▸ **STATED EXERCISE**:
Retype all the records with nothing changed.

--- Start ---

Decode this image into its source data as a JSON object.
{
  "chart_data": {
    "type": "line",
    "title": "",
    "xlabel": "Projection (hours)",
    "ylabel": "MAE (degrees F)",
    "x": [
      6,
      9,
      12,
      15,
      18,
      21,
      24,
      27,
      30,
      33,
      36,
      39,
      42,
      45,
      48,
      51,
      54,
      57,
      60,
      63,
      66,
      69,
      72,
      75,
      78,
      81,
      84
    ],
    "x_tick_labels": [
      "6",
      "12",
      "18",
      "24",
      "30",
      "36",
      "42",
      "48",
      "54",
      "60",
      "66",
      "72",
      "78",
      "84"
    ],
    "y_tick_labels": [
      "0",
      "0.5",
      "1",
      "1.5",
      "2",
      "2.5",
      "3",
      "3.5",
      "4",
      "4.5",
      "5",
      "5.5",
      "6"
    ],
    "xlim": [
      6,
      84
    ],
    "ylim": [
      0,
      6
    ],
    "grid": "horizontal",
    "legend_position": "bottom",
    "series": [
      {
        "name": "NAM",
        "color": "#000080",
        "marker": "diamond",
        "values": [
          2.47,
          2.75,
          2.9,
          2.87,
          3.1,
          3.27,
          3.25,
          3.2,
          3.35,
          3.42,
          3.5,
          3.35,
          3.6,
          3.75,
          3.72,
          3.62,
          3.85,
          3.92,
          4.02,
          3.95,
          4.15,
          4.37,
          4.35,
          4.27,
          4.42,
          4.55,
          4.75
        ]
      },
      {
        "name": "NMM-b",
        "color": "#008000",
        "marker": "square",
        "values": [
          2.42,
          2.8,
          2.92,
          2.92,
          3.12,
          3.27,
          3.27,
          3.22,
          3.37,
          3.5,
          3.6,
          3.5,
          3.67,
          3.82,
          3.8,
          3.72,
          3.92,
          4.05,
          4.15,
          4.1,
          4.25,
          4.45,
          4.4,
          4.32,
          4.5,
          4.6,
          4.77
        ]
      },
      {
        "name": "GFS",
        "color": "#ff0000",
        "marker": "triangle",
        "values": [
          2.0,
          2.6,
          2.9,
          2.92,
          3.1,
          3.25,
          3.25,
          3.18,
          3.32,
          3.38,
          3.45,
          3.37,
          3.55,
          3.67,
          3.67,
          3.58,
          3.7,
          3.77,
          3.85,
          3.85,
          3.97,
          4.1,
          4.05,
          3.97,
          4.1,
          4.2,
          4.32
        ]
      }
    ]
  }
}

--- End ---

▸ **FULL OUTPUT**:
Decode this image into its source data as a JSON object.
{
  "chart_data": {
    "type": "line",
    "title": "",
    "xlabel": "Projection (hours)",
    "ylabel": "MAE (degrees F)",
    "x": [
      6,
      9,
      12,
      15,
      18,
      21,
      24,
      27,
      30,
      33,
      36,
      39,
      42,
      45,
      48,
      51,
      54,
      57,
      60,
      63,
      66,
      69,
      72,
      75,
      78,
      81,
      84
    ],
    "x_tick_labels": [
      "6",
      "12",
      "18",
      "24",
      "30",
      "36",
      "42",
      "48",
      "54",
      "60",
      "66",
      "72",
      "78",
      "84"
    ],
    "y_tick_labels": [
      "0",
      "0.5",
      "1",
      "1.5",
      "2",
      "2.5",
      "3",
      "3.5",
      "4",
      "4.5",
      "5",
      "5.5",
      "6"
    ],
    "xlim": [
      6,
      84
    ],
    "ylim": [
      0,
      6
    ],
    "grid": "horizontal",
    "legend_position": "bottom",
    "series": [
      {
        "name": "NAM",
        "color": "#000080",
        "marker": "diamond",
        "values": [
          2.47,
          2.75,
          2.9,
          2.87,
          3.1,
          3.27,
          3.25,
          3.2,
          3.35,
          3.42,
          3.5,
          3.35,
          3.6,
          3.75,
          3.72,
          3.62,
          3.85,
          3.92,
          4.02,
          3.95,
          4.15,
          4.37,
          4.35,
          4.27,
          4.42,
          4.55,
          4.75
        ]
      },
      {
        "name": "NMM-b",
        "color": "#008000",
        "marker": "square",
        "values": [
          2.42,
          2.8,
          2.92,
          2.92,
          3.12,
          3.27,
          3.27,
          3.22,
          3.37,
          3.5,
          3.6,
          3.5,
          3.67,
          3.82,
          3.8,
          3.72,
          3.92,
          4.05,
          4.15,
          4.1,
          4.25,
          4.45,
          4.4,
          4.32,
          4.5,
          4.6,
          4.77
        ]
      },
      {
        "name": "GFS",
        "color": "#ff0000",
        "marker": "triangle",
        "values": [
          2.0,
          2.6,
          2.9,
          2.92,
          3.1,
          3.25,
          3.25,
          3.18,
          3.32,
          3.38,
          3.45,
          3.37,
          3.55,
          3.67,
          3.67,
          3.58,
          3.7,
          3.77,
          3.85,
          3.85,
          3.97,
          4.1,
          4.05,
          3.97,
          4.1,
          4.2,
          4.32
        ]
      }
    ]
  }
}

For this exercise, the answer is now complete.